Pearl Primus, "Omowale," Child Returned Home
- By Paul Dennis, In Conversation with Stan Sherer and Peggy and Murray Schwartz
(Documentary Poster, Courtesy of the Archive of the American Dance Festival)
Pearl Primus, Omowale, Child Returned Home is a new documentary by Stan Sherer, in collaboration with Peggy and Murray Schwartz, authors of the Primus biography, The Dance Claimed Me: A Biography of Pearl Primus (Yale, 2011).
Pearl Primus (1919-1994) blazed onto the dance scene in 1943 with stunning works that incorporated social and racial protest into her dance aesthetic. Stan Sherer created the documentary using archival materials, many of which have never been seen before. The documentary unfolds her life as a creative force and educator, transforming African rituals to stage performance throughout her long career. In this interview, the filmmaker and biographers discuss the documentary with the dancer and regisseur Paul Dennis, who has performed Primus’s solos “Hard Time Blues” and “Negro Speaks of Rivers” and is one of the few people who restages Primus’s early solos. There will be a premiere showing of the documentary, including a performance and panel discussion at the 92nd St “Y” in New York City, on Sunday, March 8th at 7:00 p.m.
Paul Dennis: Stan, what brought you to this project? What first attracted you to Pearl Primus and made you interested in doing this film?
Stan Sherer: We first met Pearl in 1984, when she arrived as a Five College professor. Her office was next to Marjorie Senechal’s at Smith College. They became very good friends, especially because Pearl loved Marjorie's dog. Subsequently, we all became very dear friends. When Marjorie and I married, Pearl graced us with her presence. I worked with Pearl in Barbados to document the elevation of the Bishop Granville Williams to Archbishop.
Pearl was a very important part of our life. When Peggy and Murray wrote the biography, as you know, they collected a large amount of materials—audio recordings, photographs, videotapes, papers, etc. Years later, Peggy and I talked about making a film using her extensive materials. My thinking was to make the film in Pearl's own voice because we had recordings of her speaking, telling stories, giving interviews, and presenting talks.

## [What this exercise asks]
**A)** Reproduce the passage of the Pearl Primus interview starting at "Stan Sherer: We" and ending at "Williams to Archbishop.".
**B)** Turn the paragraph of the Pearl Primus interview that begins "Stan Sherer: We first met Pearl in 1984" into a short bulleted list of its main facts.
**C)** Translate this sentence from the Pearl Primus interview into Spanish: "Stan Sherer created the documentary using archival materials, many of which have never been seen before."

## [Layout coordinate data]
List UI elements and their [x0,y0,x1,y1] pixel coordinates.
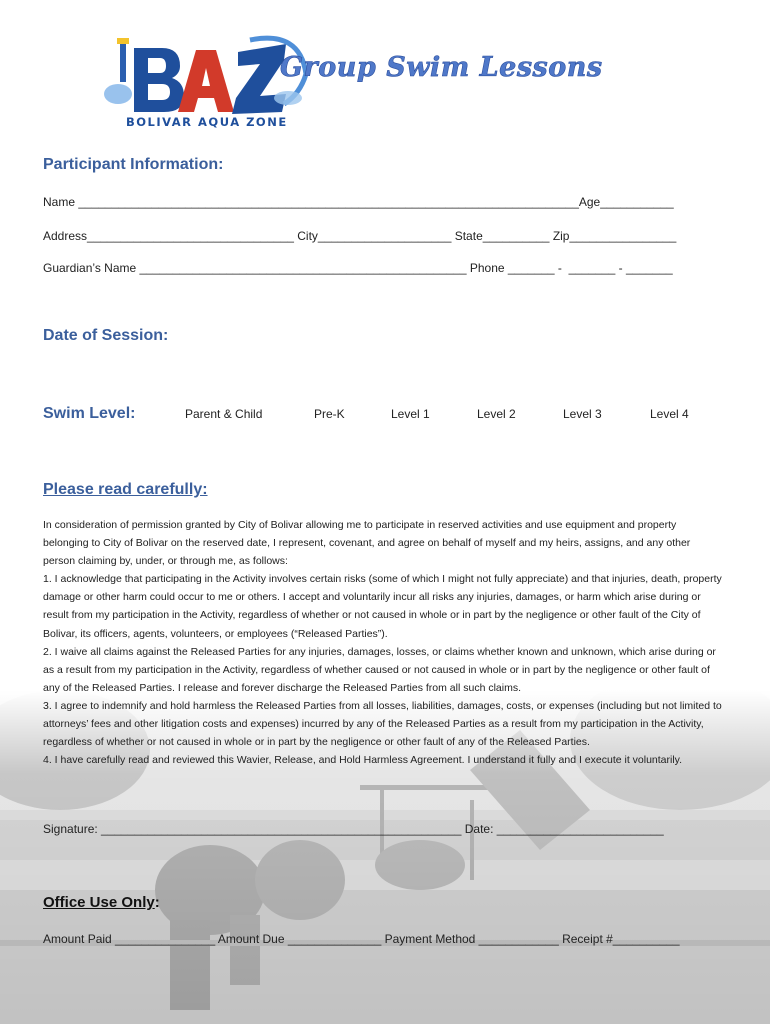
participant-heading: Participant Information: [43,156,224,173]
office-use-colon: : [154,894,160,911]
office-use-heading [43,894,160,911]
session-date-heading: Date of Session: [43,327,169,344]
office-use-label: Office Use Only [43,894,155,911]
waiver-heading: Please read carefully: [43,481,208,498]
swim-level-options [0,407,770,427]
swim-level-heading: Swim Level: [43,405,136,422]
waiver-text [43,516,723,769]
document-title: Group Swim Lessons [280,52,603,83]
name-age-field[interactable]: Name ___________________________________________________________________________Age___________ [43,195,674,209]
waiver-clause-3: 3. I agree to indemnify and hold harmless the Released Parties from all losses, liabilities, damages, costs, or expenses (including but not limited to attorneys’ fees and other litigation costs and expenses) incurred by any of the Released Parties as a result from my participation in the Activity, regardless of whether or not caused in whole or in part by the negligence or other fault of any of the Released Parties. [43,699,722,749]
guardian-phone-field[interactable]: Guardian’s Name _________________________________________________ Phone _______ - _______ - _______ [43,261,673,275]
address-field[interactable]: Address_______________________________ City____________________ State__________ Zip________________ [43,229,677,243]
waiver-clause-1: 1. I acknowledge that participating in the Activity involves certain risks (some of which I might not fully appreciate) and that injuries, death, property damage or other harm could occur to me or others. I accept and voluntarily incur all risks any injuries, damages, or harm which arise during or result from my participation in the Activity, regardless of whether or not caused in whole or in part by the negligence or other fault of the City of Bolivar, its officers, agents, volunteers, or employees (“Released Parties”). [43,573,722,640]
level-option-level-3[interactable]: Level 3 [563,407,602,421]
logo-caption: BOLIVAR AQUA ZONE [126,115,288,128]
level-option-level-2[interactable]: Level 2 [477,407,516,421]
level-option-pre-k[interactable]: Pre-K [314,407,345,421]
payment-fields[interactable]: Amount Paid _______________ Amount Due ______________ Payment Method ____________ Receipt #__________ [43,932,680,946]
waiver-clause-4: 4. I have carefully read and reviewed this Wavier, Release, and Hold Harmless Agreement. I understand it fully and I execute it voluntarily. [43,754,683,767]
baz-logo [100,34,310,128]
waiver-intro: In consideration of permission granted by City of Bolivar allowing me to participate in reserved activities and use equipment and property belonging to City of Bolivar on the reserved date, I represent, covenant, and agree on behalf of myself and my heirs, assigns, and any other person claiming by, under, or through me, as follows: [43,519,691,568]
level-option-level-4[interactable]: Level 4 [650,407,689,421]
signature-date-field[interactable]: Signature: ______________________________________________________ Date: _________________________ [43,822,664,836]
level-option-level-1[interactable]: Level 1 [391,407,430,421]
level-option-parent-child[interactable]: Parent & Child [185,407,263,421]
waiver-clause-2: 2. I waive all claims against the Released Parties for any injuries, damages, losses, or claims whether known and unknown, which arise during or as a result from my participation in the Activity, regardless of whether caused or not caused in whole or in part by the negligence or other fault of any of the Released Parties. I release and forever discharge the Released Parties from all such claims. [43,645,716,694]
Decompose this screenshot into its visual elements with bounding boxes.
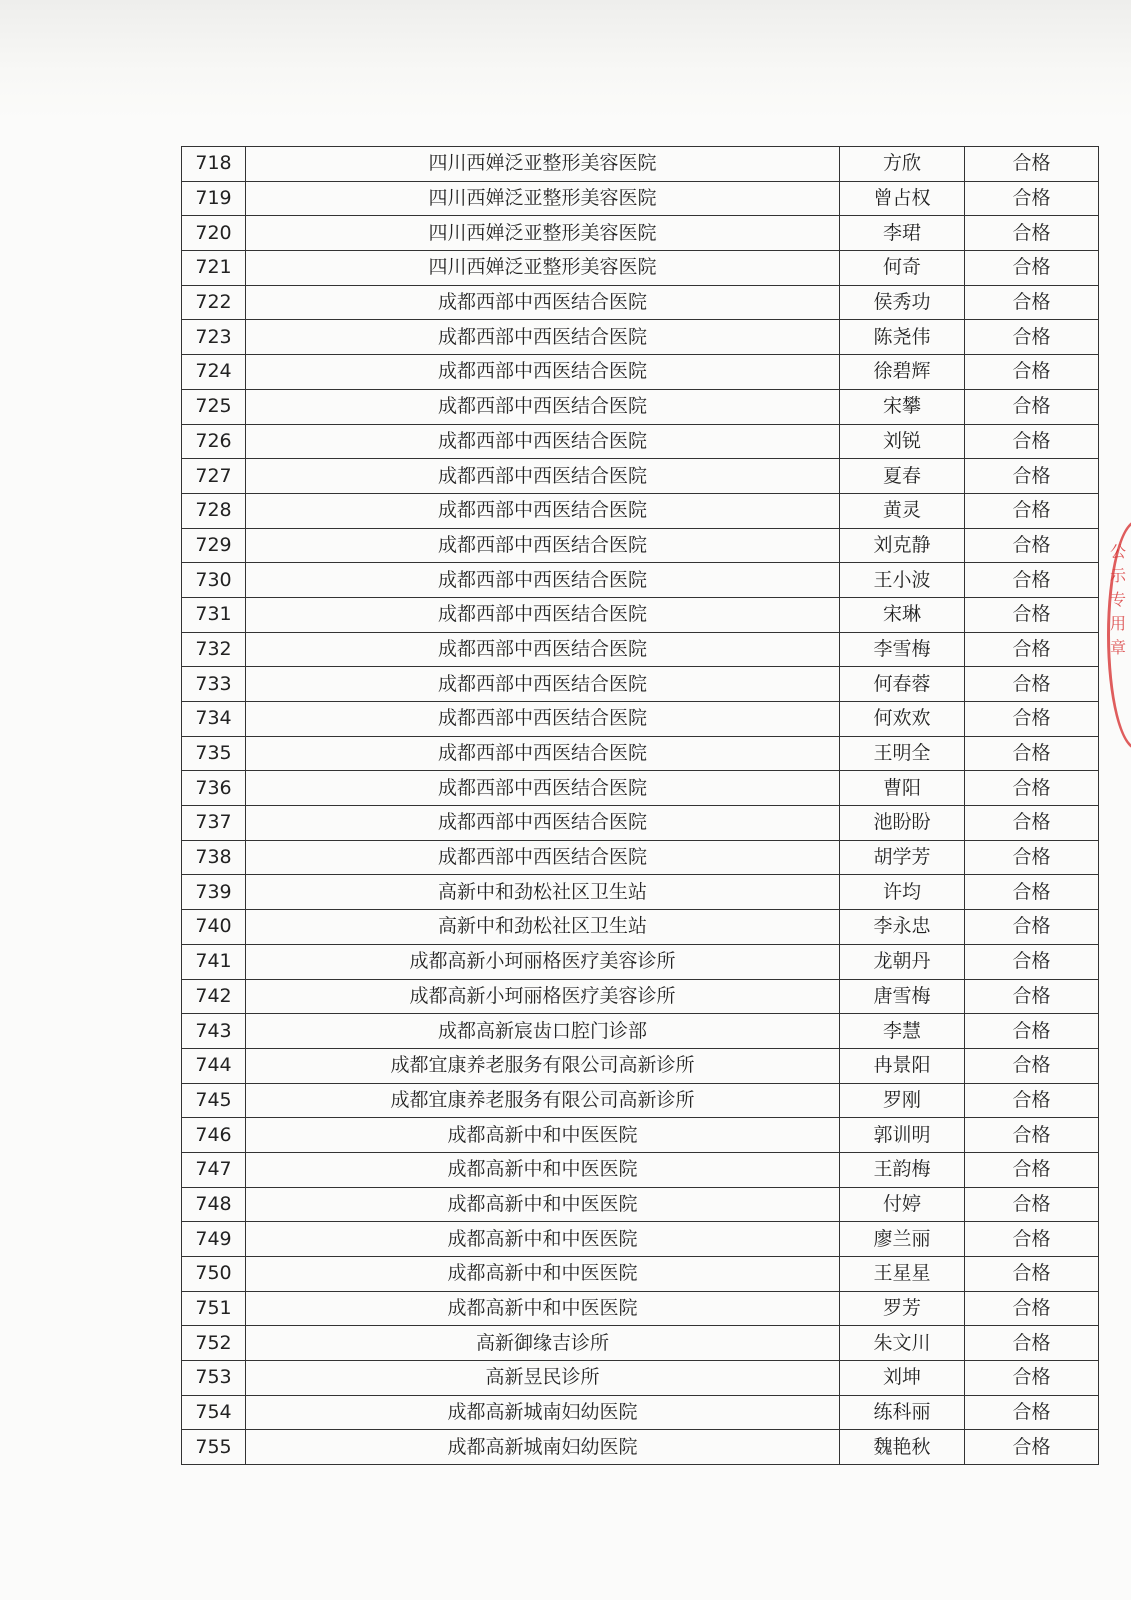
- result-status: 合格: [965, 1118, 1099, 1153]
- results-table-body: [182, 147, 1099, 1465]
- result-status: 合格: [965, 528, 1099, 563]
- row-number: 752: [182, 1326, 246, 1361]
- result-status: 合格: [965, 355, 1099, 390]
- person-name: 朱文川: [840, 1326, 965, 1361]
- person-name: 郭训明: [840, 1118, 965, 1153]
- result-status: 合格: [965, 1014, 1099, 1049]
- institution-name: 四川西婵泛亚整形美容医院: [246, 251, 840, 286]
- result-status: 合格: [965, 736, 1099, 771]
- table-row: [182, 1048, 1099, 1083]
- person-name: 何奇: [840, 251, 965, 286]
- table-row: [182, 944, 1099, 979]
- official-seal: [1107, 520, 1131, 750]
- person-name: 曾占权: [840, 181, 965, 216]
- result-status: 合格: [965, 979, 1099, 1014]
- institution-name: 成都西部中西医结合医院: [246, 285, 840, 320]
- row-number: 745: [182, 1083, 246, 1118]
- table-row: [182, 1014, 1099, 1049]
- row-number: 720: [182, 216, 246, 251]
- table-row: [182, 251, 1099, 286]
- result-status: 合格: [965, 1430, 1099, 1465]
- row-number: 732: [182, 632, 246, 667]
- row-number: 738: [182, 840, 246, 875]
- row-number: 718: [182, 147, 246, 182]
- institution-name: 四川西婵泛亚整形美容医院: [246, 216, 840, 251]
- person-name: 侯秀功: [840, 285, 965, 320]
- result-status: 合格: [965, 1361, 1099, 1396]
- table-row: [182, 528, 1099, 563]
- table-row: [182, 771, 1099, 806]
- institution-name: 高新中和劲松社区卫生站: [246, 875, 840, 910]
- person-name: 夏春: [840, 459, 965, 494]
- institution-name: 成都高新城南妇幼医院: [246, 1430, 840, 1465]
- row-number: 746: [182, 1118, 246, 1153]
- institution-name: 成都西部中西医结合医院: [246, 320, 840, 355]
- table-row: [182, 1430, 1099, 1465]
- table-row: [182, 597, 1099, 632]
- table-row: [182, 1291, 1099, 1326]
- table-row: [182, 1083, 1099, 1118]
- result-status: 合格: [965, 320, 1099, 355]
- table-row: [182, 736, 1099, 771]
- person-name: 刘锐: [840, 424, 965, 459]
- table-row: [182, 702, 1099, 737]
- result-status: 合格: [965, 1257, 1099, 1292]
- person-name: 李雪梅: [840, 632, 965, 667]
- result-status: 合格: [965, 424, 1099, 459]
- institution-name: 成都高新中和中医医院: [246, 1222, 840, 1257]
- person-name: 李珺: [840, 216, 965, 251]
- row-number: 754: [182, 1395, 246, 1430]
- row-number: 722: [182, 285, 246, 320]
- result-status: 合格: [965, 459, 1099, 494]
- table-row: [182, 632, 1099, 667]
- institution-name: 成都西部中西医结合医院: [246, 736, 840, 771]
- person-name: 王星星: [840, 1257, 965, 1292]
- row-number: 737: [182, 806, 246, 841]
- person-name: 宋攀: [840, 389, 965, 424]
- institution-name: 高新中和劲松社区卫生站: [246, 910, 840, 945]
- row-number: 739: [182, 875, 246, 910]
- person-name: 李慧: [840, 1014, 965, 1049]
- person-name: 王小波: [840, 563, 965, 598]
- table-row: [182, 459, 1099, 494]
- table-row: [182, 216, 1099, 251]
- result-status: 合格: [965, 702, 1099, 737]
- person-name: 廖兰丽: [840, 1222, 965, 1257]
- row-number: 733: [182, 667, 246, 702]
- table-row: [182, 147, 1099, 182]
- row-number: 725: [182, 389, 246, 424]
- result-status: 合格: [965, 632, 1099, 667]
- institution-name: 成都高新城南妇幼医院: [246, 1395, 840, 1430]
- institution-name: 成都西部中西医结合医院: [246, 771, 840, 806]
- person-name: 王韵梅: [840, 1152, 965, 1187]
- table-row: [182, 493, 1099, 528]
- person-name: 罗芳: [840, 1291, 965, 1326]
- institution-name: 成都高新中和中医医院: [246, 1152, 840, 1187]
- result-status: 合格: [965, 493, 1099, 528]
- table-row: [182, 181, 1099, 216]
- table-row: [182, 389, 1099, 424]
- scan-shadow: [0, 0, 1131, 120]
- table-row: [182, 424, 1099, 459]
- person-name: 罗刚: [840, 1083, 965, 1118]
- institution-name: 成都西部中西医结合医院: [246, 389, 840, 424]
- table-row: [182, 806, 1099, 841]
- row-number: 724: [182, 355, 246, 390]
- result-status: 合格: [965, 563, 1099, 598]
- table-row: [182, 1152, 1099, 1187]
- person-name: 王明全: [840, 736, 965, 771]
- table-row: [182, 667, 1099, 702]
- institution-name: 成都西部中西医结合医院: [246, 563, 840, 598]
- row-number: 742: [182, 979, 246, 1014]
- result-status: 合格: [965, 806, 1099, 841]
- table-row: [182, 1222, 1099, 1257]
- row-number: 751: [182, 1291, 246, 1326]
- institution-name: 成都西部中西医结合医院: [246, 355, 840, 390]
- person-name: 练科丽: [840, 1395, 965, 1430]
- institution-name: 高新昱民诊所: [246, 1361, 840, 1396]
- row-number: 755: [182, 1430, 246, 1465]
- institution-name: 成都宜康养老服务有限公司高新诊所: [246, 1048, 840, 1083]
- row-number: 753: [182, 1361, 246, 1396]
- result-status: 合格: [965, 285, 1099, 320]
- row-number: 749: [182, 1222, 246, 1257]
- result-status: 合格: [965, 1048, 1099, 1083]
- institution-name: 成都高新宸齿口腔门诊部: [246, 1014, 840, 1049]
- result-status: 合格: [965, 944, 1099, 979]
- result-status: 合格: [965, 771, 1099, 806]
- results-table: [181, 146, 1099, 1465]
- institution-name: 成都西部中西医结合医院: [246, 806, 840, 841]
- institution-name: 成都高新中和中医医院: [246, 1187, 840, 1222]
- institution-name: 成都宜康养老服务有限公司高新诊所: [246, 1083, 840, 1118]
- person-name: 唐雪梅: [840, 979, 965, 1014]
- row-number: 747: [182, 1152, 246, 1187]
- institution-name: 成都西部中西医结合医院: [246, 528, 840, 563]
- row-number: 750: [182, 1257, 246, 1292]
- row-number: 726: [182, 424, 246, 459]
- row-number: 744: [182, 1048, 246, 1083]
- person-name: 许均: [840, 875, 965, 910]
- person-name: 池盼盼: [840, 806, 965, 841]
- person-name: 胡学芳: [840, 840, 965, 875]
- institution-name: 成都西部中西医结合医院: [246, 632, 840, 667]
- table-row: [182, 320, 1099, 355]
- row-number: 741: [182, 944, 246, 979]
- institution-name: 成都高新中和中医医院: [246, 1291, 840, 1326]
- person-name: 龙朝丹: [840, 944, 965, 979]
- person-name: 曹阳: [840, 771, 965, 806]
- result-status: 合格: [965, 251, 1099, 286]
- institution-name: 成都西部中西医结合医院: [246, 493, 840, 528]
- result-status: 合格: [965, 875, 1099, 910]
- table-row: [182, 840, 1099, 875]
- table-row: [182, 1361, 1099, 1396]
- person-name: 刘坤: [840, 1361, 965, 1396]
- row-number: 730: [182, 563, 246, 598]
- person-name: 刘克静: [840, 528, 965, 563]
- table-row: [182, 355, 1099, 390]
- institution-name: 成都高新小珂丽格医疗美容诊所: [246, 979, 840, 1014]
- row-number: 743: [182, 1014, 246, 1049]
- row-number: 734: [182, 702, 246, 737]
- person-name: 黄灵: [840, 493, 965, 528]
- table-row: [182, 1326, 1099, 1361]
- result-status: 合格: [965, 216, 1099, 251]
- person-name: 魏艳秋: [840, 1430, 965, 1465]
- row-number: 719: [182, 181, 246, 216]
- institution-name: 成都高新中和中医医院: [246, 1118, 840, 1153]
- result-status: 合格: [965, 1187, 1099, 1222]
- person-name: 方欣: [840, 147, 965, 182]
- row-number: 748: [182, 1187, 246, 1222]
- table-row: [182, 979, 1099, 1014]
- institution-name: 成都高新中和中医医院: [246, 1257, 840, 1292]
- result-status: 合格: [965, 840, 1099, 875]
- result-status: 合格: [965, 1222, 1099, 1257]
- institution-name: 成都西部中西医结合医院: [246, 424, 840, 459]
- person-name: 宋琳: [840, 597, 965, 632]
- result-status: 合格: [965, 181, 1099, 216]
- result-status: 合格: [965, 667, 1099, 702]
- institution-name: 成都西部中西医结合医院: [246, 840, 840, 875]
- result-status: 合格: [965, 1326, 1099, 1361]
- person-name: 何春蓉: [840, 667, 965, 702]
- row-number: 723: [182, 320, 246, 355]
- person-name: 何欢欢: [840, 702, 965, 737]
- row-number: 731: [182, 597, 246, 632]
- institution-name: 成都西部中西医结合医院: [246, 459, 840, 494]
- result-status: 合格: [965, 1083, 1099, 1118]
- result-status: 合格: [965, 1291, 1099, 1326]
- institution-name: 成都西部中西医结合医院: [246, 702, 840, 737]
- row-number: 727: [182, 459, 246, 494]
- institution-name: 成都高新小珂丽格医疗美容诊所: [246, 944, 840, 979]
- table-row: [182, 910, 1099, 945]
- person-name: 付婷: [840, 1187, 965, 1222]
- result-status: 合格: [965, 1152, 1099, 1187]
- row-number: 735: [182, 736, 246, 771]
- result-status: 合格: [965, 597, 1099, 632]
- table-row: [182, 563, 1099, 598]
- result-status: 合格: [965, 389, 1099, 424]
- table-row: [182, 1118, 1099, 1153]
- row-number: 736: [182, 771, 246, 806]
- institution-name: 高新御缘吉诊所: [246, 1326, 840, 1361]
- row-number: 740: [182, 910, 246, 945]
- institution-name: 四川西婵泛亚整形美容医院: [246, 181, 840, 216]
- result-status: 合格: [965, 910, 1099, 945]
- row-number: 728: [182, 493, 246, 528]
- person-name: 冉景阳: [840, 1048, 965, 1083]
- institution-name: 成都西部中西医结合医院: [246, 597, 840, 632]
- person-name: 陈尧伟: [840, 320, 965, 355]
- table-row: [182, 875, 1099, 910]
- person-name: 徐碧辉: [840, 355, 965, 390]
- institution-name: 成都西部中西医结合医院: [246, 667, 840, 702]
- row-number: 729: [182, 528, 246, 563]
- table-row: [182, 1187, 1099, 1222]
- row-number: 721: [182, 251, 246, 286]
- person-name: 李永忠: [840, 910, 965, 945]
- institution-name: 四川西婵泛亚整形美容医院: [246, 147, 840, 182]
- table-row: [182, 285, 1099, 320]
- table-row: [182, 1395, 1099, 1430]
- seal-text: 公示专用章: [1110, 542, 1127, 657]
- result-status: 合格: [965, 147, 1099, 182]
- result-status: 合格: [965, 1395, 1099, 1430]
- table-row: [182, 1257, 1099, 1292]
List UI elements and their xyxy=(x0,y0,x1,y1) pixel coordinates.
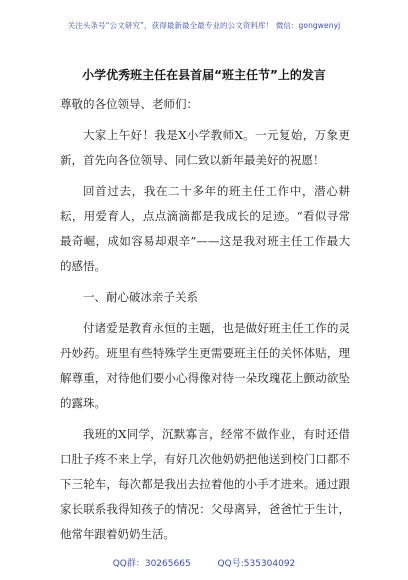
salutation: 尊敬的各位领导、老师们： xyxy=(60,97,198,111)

## [Answers]
**A)**
Stan Sherer: We first met Pearl in 1984, when she arrived as a Five College professor. Her office was next to Marjorie Senechal’s at Smith College. They became very good friends, especially because Pearl loved Marjorie's dog. Subsequently, we all became very dear friends. When Marjorie and I married, Pearl graced us with her presence. I worked with Pearl in Barbados to document the elevation of the Bishop Granville Williams to Archbishop.

**B)**
- Sherer first met Pearl in 1984, when she arrived as a Five College professor.
- Her office at Smith College was next to Marjorie Senechal's.
- Pearl and Marjorie became very good friends, especially because Pearl loved Marjorie's dog.
- They all later became very dear friends.
- Pearl attended the wedding of Marjorie and Sherer.
- Sherer worked with Pearl in Barbados to document the elevation of Bishop Granville Williams to Archbishop.

**C)** Stan Sherer creó el documental con materiales de archivo, muchos de los cuales nunca se han visto antes.